== Aim of the exercise ==
Repeat, exactly and only, the lines from the one containing "Give me the" to the last line, inclusive; do not repeat the pictures.

····················

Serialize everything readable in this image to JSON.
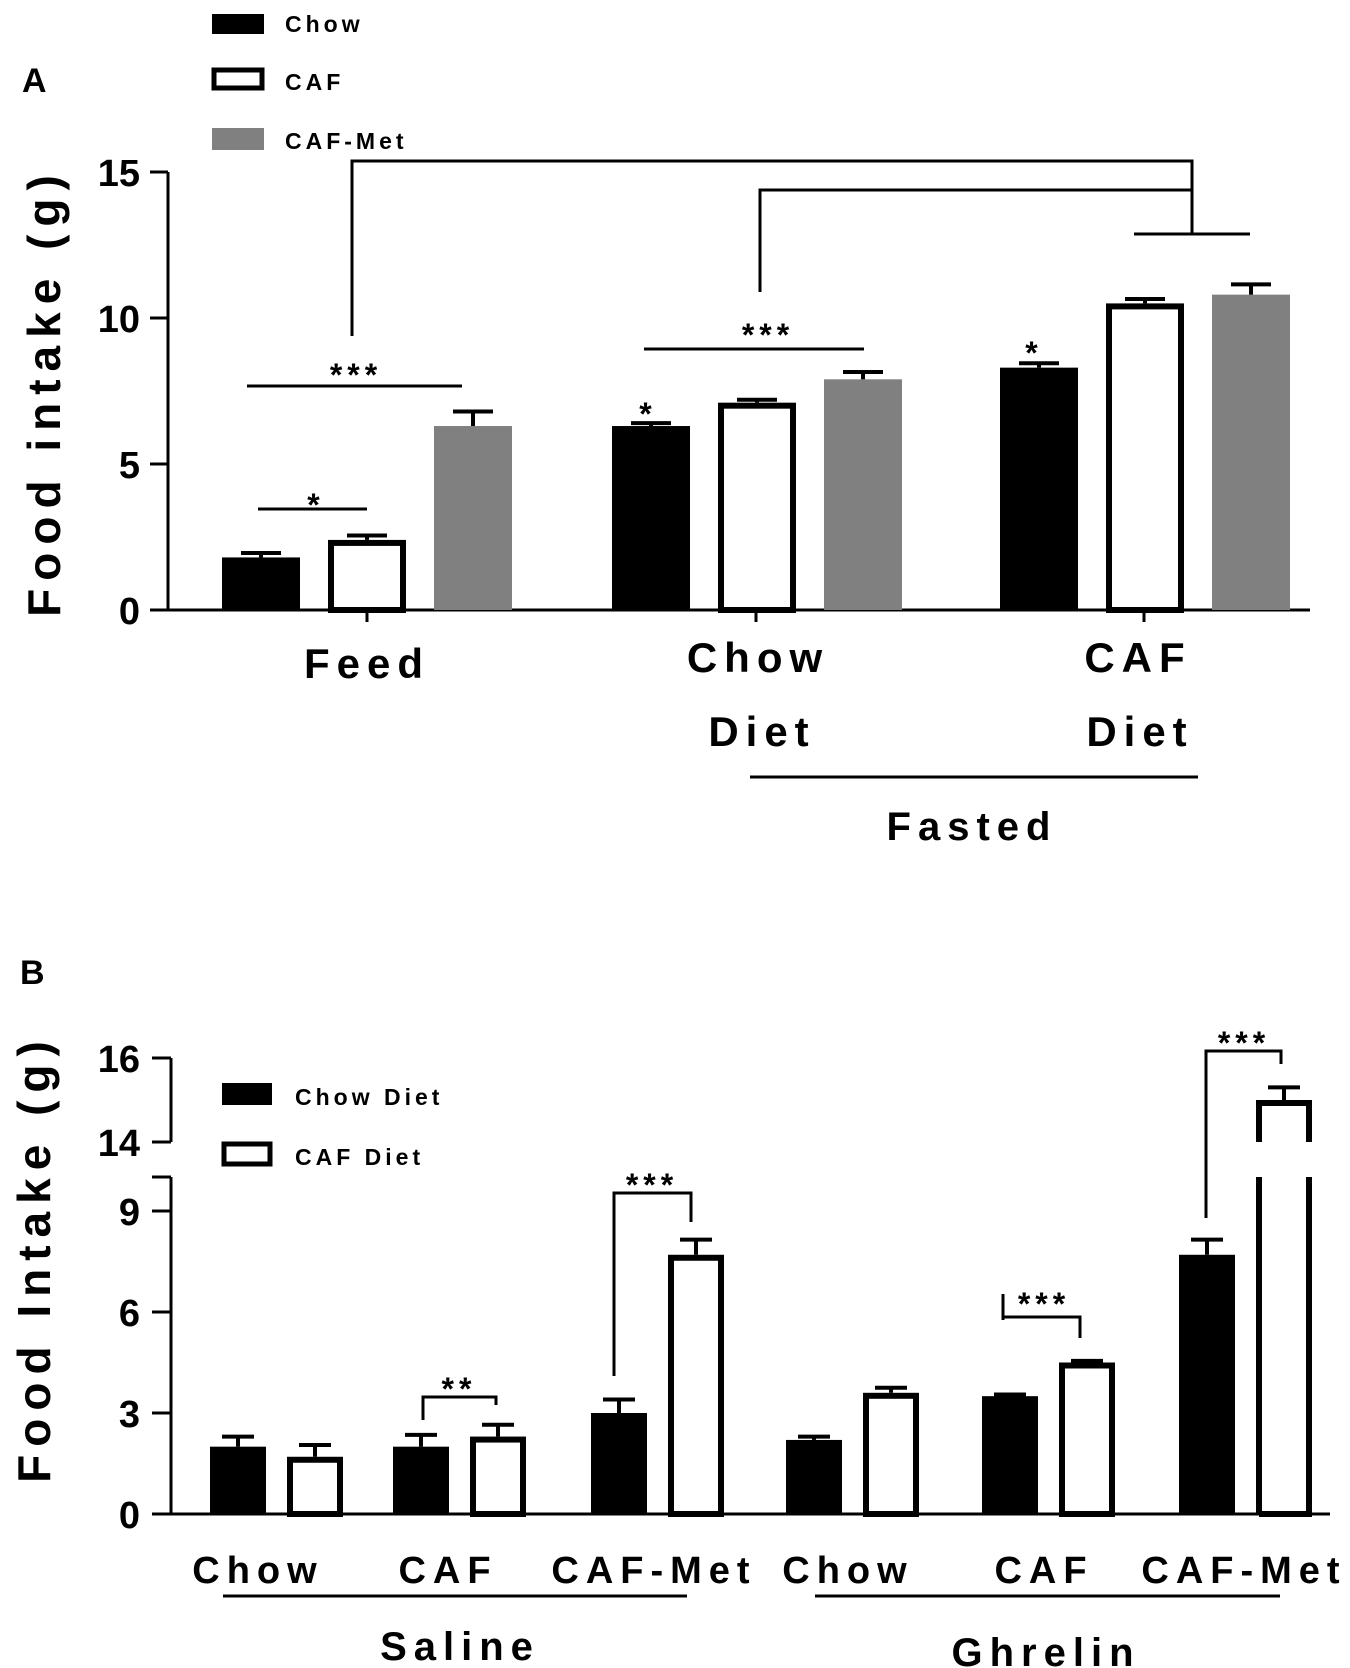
{
  "figure": {
    "panel_a_letter": "A",
    "panel_b_letter": "B"
  },
  "chart_data": [
    {
      "type": "bar",
      "panel": "A",
      "ylabel": "Food intake (g)",
      "ylim": [
        0,
        15
      ],
      "yticks": [
        "0",
        "5",
        "10",
        "15"
      ],
      "categories": [
        "Feed",
        "Chow Diet",
        "CAF Diet"
      ],
      "category_lines": [
        [
          "Feed"
        ],
        [
          "Chow",
          "Diet"
        ],
        [
          "CAF",
          "Diet"
        ]
      ],
      "group_label": "Fasted",
      "legend": [
        "Chow",
        "CAF",
        "CAF-Met"
      ],
      "series": [
        {
          "name": "Chow",
          "color": "#000000",
          "fill": "solid",
          "values": [
            1.8,
            6.3,
            8.3
          ],
          "errors": [
            0.15,
            0.1,
            0.15
          ]
        },
        {
          "name": "CAF",
          "color": "#ffffff",
          "fill": "open",
          "values": [
            2.4,
            7.1,
            10.5
          ],
          "errors": [
            0.15,
            0.1,
            0.15
          ]
        },
        {
          "name": "CAF-Met",
          "color": "#808080",
          "fill": "solid",
          "values": [
            6.3,
            7.9,
            10.8
          ],
          "errors": [
            0.5,
            0.25,
            0.35
          ]
        }
      ],
      "annotations": [
        "*",
        "***",
        "*",
        "***",
        "*"
      ]
    },
    {
      "type": "bar",
      "panel": "B",
      "ylabel": "Food Intake (g)",
      "ylim": [
        0,
        16
      ],
      "axis_break": [
        10,
        14
      ],
      "yticks": [
        "0",
        "3",
        "6",
        "9",
        "14",
        "16"
      ],
      "categories": [
        "Chow",
        "CAF",
        "CAF-Met",
        "Chow",
        "CAF",
        "CAF-Met"
      ],
      "groups": [
        "Saline",
        "Ghrelin"
      ],
      "legend": [
        "Chow Diet",
        "CAF Diet"
      ],
      "series": [
        {
          "name": "Chow Diet",
          "color": "#000000",
          "fill": "solid",
          "values": [
            2.0,
            2.0,
            3.0,
            2.2,
            3.5,
            7.7
          ],
          "errors": [
            0.3,
            0.35,
            0.4,
            0.1,
            0.05,
            0.45
          ]
        },
        {
          "name": "CAF Diet",
          "color": "#ffffff",
          "fill": "open",
          "values": [
            1.7,
            2.3,
            7.7,
            3.6,
            4.5,
            15.0
          ],
          "errors": [
            0.35,
            0.35,
            0.45,
            0.15,
            0.05,
            0.3
          ]
        }
      ],
      "annotations": [
        "**",
        "***",
        "***",
        "***"
      ]
    }
  ]
}
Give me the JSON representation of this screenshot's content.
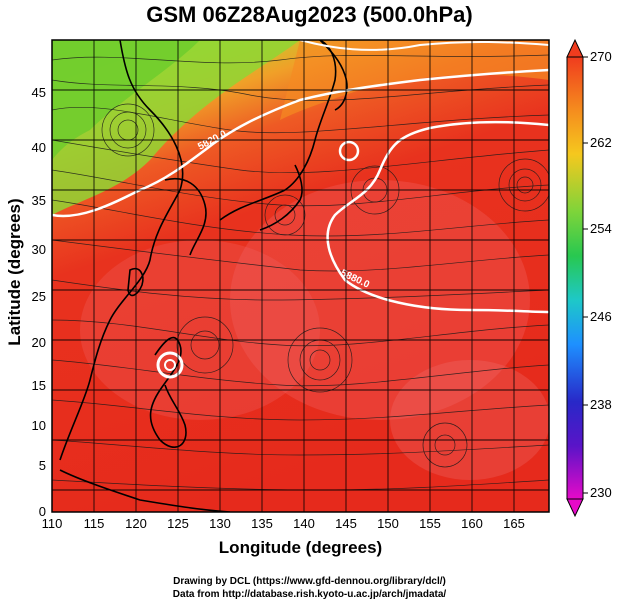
{
  "title": "GSM 06Z28Aug2023 (500.0hPa)",
  "xlabel": "Longitude (degrees)",
  "ylabel": "Latitude  (degrees)",
  "x_ticks": [
    "110",
    "115",
    "120",
    "125",
    "130",
    "135",
    "140",
    "145",
    "150",
    "155",
    "160",
    "165"
  ],
  "y_ticks": [
    "0",
    "5",
    "10",
    "15",
    "20",
    "25",
    "30",
    "35",
    "40",
    "45"
  ],
  "colorbar_ticks": [
    "270",
    "262",
    "254",
    "246",
    "238",
    "230"
  ],
  "contour_labels": [
    "5820.0",
    "5880.0"
  ],
  "credit_line1": "Drawing by DCL (https://www.gfd-dennou.org/library/dcl/)",
  "credit_line2": "Data from http://database.rish.kyoto-u.ac.jp/arch/jmadata/",
  "colors": {
    "warm": "#e8281c",
    "mid": "#f5a020",
    "green": "#7ed43a",
    "colorbar": [
      "#e60ac8",
      "#2828c8",
      "#1e90ff",
      "#1ec8c8",
      "#28c850",
      "#7ed43a",
      "#f5c81e",
      "#f58c1e",
      "#f03c1e"
    ]
  }
}
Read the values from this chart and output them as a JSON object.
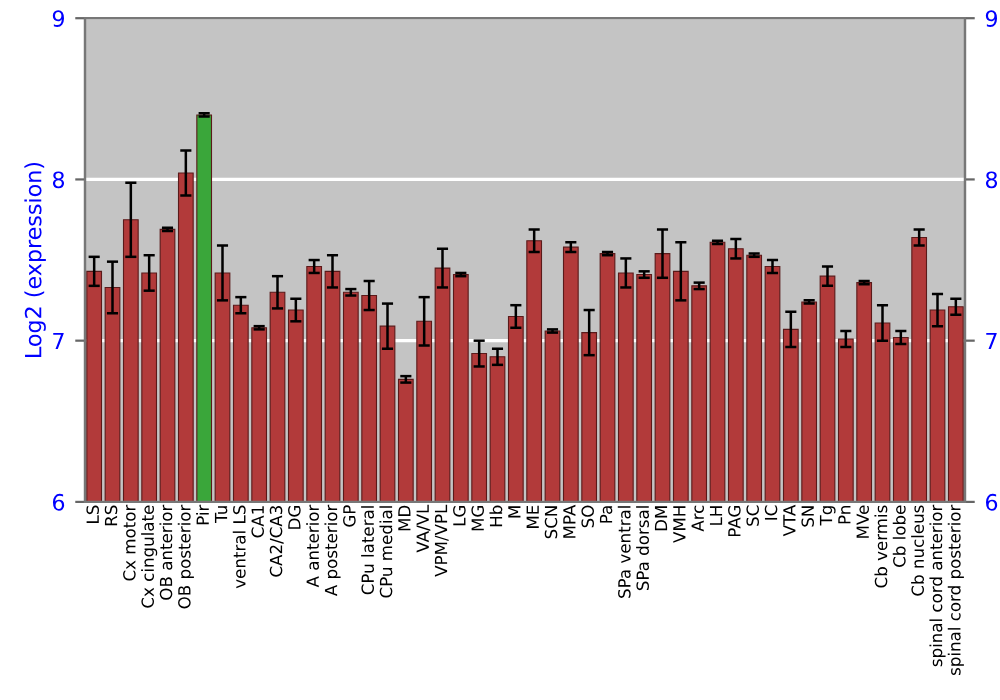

····················

== Completed exercise ==
Give me the JSON representation of this screenshot's content.
{
  "title": "GSM 06Z28Aug2023 (500.0hPa)",
  "xlabel": "Longitude (degrees)",
  "ylabel": "Latitude  (degrees)",
  "x_ticks": [
    "110",
    "115",
    "120",
    "125",
    "130",
    "135",
    "140",
    "145",
    "150",
    "155",
    "160",
    "165"
  ],
  "y_ticks": [
    "0",
    "5",
    "10",
    "15",
    "20",
    "25",
    "30",
    "35",
    "40",
    "45"
  ],
  "colorbar_ticks": [
    "270",
    "262",
    "254",
    "246",
    "238",
    "230"
  ],
  "contour_labels": [
    "5820.0",
    "5880.0"
  ],
  "credit_line1": "Drawing by DCL (https://www.gfd-dennou.org/library/dcl/)",
  "credit_line2": "Data from http://database.rish.kyoto-u.ac.jp/arch/jmadata/",
  "colors": {
    "warm": "#e8281c",
    "mid": "#f5a020",
    "green": "#7ed43a",
    "colorbar": [
      "#e60ac8",
      "#2828c8",
      "#1e90ff",
      "#1ec8c8",
      "#28c850",
      "#7ed43a",
      "#f5c81e",
      "#f58c1e",
      "#f03c1e"
    ]
  }
}
Read the values from this chart and output them as a JSON object.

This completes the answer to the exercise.